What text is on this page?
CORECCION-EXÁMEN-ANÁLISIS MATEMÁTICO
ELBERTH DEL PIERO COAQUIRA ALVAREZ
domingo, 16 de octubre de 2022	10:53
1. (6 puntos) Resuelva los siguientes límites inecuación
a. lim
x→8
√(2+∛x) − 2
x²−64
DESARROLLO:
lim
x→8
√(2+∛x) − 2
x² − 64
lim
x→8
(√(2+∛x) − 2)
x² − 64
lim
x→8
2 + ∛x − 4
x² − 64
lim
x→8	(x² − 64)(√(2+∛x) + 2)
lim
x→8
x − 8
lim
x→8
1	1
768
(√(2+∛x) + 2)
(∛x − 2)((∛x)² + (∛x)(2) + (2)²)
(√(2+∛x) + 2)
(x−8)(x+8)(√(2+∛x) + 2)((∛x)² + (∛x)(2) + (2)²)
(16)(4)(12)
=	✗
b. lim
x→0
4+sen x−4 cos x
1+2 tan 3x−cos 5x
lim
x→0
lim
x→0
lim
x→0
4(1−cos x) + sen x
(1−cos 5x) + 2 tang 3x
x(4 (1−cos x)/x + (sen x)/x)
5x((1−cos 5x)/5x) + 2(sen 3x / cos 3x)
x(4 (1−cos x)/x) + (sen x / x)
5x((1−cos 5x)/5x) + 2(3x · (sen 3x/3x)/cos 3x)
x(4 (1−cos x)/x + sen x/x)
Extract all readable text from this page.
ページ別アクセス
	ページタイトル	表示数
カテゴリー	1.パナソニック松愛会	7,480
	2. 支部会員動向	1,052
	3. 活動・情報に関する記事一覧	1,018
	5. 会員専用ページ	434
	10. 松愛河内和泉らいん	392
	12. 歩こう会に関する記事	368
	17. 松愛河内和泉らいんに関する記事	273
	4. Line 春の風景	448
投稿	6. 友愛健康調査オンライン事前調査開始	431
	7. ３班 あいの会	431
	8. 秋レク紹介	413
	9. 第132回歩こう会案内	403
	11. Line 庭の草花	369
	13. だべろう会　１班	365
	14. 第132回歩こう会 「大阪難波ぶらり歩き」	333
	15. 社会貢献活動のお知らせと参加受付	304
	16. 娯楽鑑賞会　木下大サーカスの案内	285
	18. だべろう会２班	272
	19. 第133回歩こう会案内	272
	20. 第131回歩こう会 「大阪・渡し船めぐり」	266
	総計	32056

Problem details
Scan the material above for the string "this" and report each line where you find it.

Result
What text is on this page?
Extract all readable text from this page.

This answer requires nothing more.